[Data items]
^^^^

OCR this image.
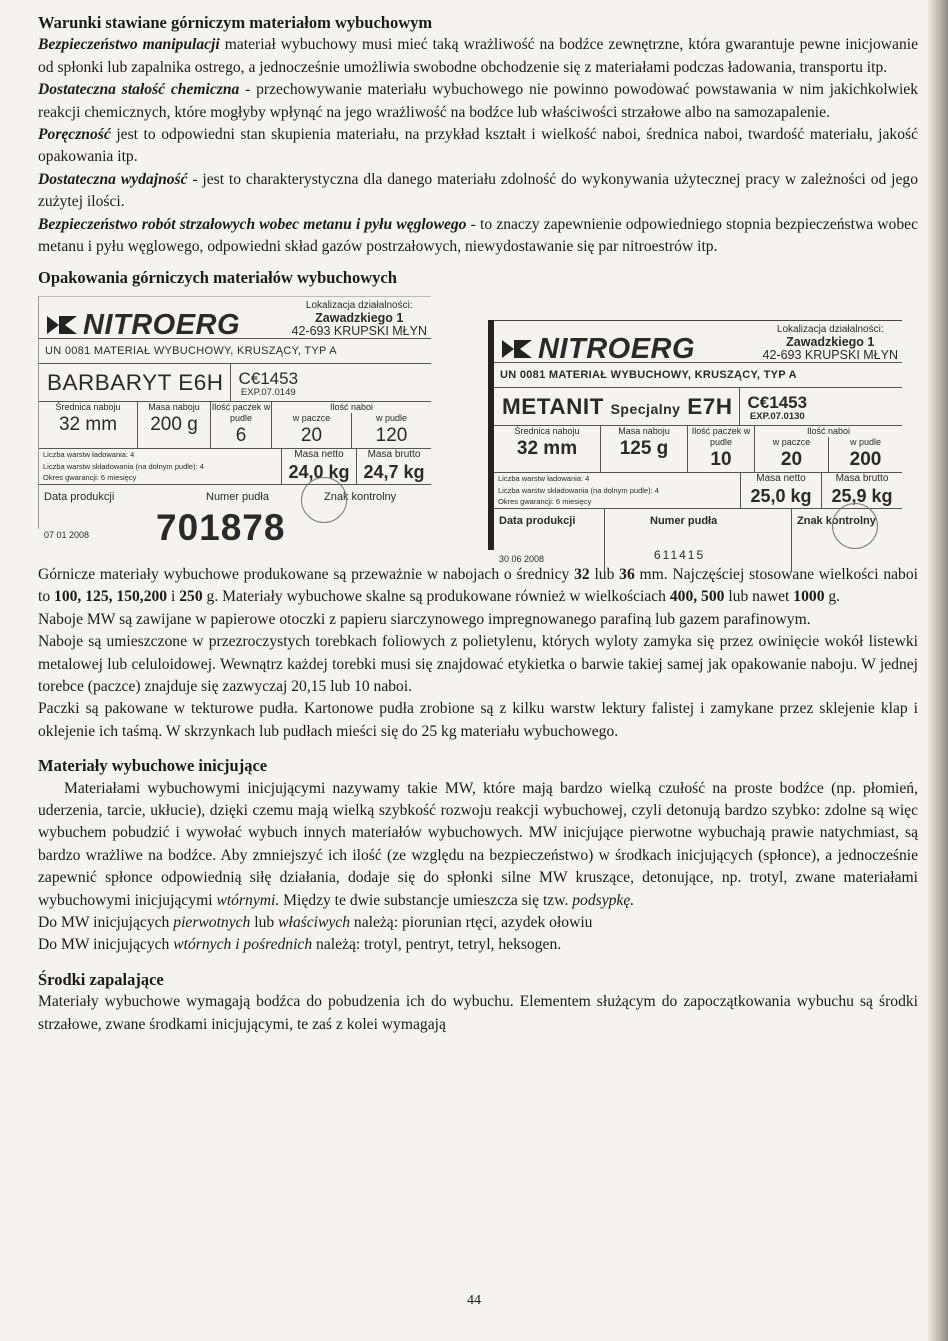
Warunki stawiane górniczym materiałom wybuchowym

Bezpieczeństwo manipulacji materiał wybuchowy musi mieć taką wrażliwość na bodźce zewnętrzne, która gwarantuje pewne inicjowanie od spłonki lub zapalnika ostrego, a jednocześnie umożliwia swobodne obchodzenie się z materiałami podczas ładowania, transportu itp.

Dostateczna stałość chemiczna - przechowywanie materiału wybuchowego nie powinno powodować powstawania w nim jakichkolwiek reakcji chemicznych, które mogłyby wpłynąć na jego wrażliwość na bodźce lub właściwości strzałowe albo na samozapalenie.

Poręczność jest to odpowiedni stan skupienia materiału, na przykład kształt i wielkość naboi, średnica naboi, twardość materiału, jakość opakowania itp.

Dostateczna wydajność - jest to charakterystyczna dla danego materiału zdolność do wykonywania użytecznej pracy w zależności od jego zużytej ilości.

Bezpieczeństwo robót strzałowych wobec metanu i pyłu węglowego - to znaczy zapewnienie odpowiedniego stopnia bezpieczeństwa wobec metanu i pyłu węglowego, odpowiedni skład gazów postrzałowych, niewydostawanie się par nitroestrów itp.

Opakowania górniczych materiałów wybuchowych

NITROERG
Lokalizacja działalności:
Zawadzkiego 1
42-693 KRUPSKI MŁYN
UN 0081 MATERIAŁ WYBUCHOWY, KRUSZĄCY, TYP A
BARBARYT E6H C€1453
EXP.07.0149
Średnica naboju
32 mm
Masa naboju
200 g
Ilość paczek w pudle
6
Ilość naboi
w paczce
20
w pudle
120
Liczba warstw ładowania: 4
Liczba warstw składowania (na dolnym pudle): 4
Okres gwarancji: 6 miesięcy
Masa netto
24,0 kg
Masa brutto
24,7 kg
Data produkcji
07 01 2008
Numer pudła
701878
Znak kontrolny
NITROERG
Lokalizacja działalności:
Zawadzkiego 1
42-693 KRUPSKI MŁYN
UN 0081 MATERIAŁ WYBUCHOWY, KRUSZĄCY, TYP A
METANIT Specjalny E7H C€1453
EXP.07.0130
Średnica naboju
32 mm
Masa naboju
125 g
Ilość paczek w pudle
10
Ilość naboi
w paczce
20
w pudle
200
Liczba warstw ładowania: 4
Liczba warstw składowania (na dolnym pudle): 4
Okres gwarancji: 6 miesięcy
Masa netto
25,0 kg
Masa brutto
25,9 kg
Data produkcji
30 06 2008
Numer pudła
611415
Znak kontrolny

Górnicze materiały wybuchowe produkowane są przeważnie w nabojach o średnicy 32 lub 36 mm. Najczęściej stosowane wielkości naboi to 100, 125, 150,200 i 250 g. Materiały wybuchowe skalne są produkowane również w wielkościach 400, 500 lub nawet 1000 g.

Naboje MW są zawijane w papierowe otoczki z papieru siarczynowego impregnowanego parafiną lub gazem parafinowym.

Naboje są umieszczone w przezroczystych torebkach foliowych z polietylenu, których wyloty zamyka się przez owinięcie wokół listewki metalowej lub celuloidowej. Wewnątrz każdej torebki musi się znajdować etykietka o barwie takiej samej jak opakowanie naboju. W jednej torebce (paczce) znajduje się zazwyczaj 20,15 lub 10 naboi.

Paczki są pakowane w tekturowe pudła. Kartonowe pudła zrobione są z kilku warstw lektury falistej i zamykane przez sklejenie klap i oklejenie ich taśmą. W skrzynkach lub pudłach mieści się do 25 kg materiału wybuchowego.

Materiały wybuchowe inicjujące

Materiałami wybuchowymi inicjującymi nazywamy takie MW, które mają bardzo wielką czułość na proste bodźce (np. płomień, uderzenia, tarcie, ukłucie), dzięki czemu mają wielką szybkość rozwoju reakcji wybuchowej, czyli detonują bardzo szybko: zdolne są więc wybuchem pobudzić i wywołać wybuch innych materiałów wybuchowych. MW inicjujące pierwotne wybuchają prawie natychmiast, są bardzo wrażliwe na bodźce. Aby zmniejszyć ich ilość (ze względu na bezpieczeństwo) w środkach inicjujących (spłonce), a jednocześnie zapewnić spłonce odpowiednią siłę działania, dodaje się do spłonki silne MW kruszące, detonujące, np. trotyl, zwane materiałami wybuchowymi inicjującymi wtórnymi. Między te dwie substancje umieszcza się tzw. podsypkę.

Do MW inicjujących pierwotnych lub właściwych należą: piorunian rtęci, azydek ołowiu

Do MW inicjujących wtórnych i pośrednich należą: trotyl, pentryt, tetryl, heksogen.

Środki zapalające

Materiały wybuchowe wymagają bodźca do pobudzenia ich do wybuchu. Elementem służącym do zapoczątkowania wybuchu są środki strzałowe, zwane środkami inicjującymi, te zaś z kolei wymagają

44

^^^^

** SHORT EXERCISE **
Look through the data and show every line containing "jest".

** TASK RESULT **
Poręczność jest to odpowiedni stan skupienia materiału, na przykład kształt i wielkość naboi, średnica naboi, twardość materiału, jakość opakowania itp.
Dostateczna wydajność - jest to charakterystyczna dla danego materiału zdolność do wykonywania użytecznej pracy w zależności od jego zużytej ilości.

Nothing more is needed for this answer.